**Exercise prompt**
Find the lines holding the word "为产品决策提供数据支持" and collect them.

* * *

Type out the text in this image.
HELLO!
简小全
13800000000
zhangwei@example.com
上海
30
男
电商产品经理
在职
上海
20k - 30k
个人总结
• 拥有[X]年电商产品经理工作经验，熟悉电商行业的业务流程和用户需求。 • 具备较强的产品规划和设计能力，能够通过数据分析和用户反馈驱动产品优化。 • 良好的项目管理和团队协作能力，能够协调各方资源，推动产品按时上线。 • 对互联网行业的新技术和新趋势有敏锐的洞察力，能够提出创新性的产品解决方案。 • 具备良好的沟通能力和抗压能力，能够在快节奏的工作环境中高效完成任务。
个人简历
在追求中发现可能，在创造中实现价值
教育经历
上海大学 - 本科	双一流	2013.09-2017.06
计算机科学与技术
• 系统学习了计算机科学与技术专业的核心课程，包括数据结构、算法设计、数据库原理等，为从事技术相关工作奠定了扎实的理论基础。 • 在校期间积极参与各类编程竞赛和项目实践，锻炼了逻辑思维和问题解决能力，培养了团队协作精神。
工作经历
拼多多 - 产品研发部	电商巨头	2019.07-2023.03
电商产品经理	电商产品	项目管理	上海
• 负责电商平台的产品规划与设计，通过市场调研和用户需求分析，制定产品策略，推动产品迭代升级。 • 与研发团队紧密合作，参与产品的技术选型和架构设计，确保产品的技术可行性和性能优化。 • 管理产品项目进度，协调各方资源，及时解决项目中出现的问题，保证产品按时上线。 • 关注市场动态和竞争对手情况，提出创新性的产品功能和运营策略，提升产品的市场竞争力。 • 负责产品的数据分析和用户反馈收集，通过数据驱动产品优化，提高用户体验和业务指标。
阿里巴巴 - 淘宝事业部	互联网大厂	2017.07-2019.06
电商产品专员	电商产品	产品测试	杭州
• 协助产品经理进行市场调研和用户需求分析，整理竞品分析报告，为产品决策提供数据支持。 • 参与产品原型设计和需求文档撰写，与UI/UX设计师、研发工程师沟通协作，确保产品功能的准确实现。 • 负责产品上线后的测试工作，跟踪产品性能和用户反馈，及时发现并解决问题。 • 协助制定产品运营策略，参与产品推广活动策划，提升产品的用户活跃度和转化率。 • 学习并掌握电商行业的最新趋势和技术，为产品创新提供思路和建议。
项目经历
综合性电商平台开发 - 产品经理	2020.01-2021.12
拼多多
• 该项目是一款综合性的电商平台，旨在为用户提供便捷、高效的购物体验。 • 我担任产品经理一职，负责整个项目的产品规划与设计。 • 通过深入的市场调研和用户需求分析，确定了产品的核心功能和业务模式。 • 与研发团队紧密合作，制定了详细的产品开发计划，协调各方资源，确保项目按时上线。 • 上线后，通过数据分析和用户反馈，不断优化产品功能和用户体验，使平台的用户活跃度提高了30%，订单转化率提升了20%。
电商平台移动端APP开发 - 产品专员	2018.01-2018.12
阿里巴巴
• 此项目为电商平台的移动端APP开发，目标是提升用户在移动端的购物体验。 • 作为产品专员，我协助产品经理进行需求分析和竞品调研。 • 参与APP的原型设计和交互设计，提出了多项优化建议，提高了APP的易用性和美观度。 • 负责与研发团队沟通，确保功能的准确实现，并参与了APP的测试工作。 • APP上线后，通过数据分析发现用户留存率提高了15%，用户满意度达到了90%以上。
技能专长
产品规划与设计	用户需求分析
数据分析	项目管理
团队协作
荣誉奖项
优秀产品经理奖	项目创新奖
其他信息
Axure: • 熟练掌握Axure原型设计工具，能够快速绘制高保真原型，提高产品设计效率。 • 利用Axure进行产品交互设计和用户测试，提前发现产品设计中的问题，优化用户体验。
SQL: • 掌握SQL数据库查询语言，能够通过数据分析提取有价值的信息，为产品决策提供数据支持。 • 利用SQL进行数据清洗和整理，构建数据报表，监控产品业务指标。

* * *

**Written answer**
• 协助产品经理进行市场调研和用户需求分析，整理竞品分析报告，为产品决策提供数据支持。 • 参与产品原型设计和需求文档撰写，与UI/UX设计师、研发工程师沟通协作，确保产品功能的准确实现。 • 负责产品上线后的测试工作，跟踪产品性能和用户反馈，及时发现并解决问题。 • 协助制定产品运营策略，参与产品推广活动策划，提升产品的用户活跃度和转化率。 • 学习并掌握电商行业的最新趋势和技术，为产品创新提供思路和建议。
SQL: • 掌握SQL数据库查询语言，能够通过数据分析提取有价值的信息，为产品决策提供数据支持。 • 利用SQL进行数据清洗和整理，构建数据报表，监控产品业务指标。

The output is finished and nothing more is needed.